Data to process -

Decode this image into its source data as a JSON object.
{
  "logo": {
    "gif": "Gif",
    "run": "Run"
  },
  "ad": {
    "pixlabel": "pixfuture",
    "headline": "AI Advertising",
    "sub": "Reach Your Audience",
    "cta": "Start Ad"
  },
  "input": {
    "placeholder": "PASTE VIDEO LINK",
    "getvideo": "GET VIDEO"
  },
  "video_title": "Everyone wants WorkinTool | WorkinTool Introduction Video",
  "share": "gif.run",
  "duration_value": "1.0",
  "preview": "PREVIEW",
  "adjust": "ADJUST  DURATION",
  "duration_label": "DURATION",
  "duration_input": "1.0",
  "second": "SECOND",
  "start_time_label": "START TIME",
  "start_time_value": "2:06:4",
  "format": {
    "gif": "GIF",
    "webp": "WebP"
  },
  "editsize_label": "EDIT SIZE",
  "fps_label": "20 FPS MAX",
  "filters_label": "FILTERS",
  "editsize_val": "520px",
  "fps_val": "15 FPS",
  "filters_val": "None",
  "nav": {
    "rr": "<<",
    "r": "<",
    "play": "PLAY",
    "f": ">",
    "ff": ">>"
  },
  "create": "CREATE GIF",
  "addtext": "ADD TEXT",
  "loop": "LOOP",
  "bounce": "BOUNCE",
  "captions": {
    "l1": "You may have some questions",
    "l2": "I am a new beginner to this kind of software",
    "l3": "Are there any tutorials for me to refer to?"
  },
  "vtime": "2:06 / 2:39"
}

Aim - Each record must be repeated exactly as it is.

Exercise result -
Decode this image into its source data as a JSON object.
{
  "logo": {
    "gif": "Gif",
    "run": "Run"
  },
  "ad": {
    "pixlabel": "pixfuture",
    "headline": "AI Advertising",
    "sub": "Reach Your Audience",
    "cta": "Start Ad"
  },
  "input": {
    "placeholder": "PASTE VIDEO LINK",
    "getvideo": "GET VIDEO"
  },
  "video_title": "Everyone wants WorkinTool | WorkinTool Introduction Video",
  "share": "gif.run",
  "duration_value": "1.0",
  "preview": "PREVIEW",
  "adjust": "ADJUST  DURATION",
  "duration_label": "DURATION",
  "duration_input": "1.0",
  "second": "SECOND",
  "start_time_label": "START TIME",
  "start_time_value": "2:06:4",
  "format": {
    "gif": "GIF",
    "webp": "WebP"
  },
  "editsize_label": "EDIT SIZE",
  "fps_label": "20 FPS MAX",
  "filters_label": "FILTERS",
  "editsize_val": "520px",
  "fps_val": "15 FPS",
  "filters_val": "None",
  "nav": {
    "rr": "<<",
    "r": "<",
    "play": "PLAY",
    "f": ">",
    "ff": ">>"
  },
  "create": "CREATE GIF",
  "addtext": "ADD TEXT",
  "loop": "LOOP",
  "bounce": "BOUNCE",
  "captions": {
    "l1": "You may have some questions",
    "l2": "I am a new beginner to this kind of software",
    "l3": "Are there any tutorials for me to refer to?"
  },
  "vtime": "2:06 / 2:39"
}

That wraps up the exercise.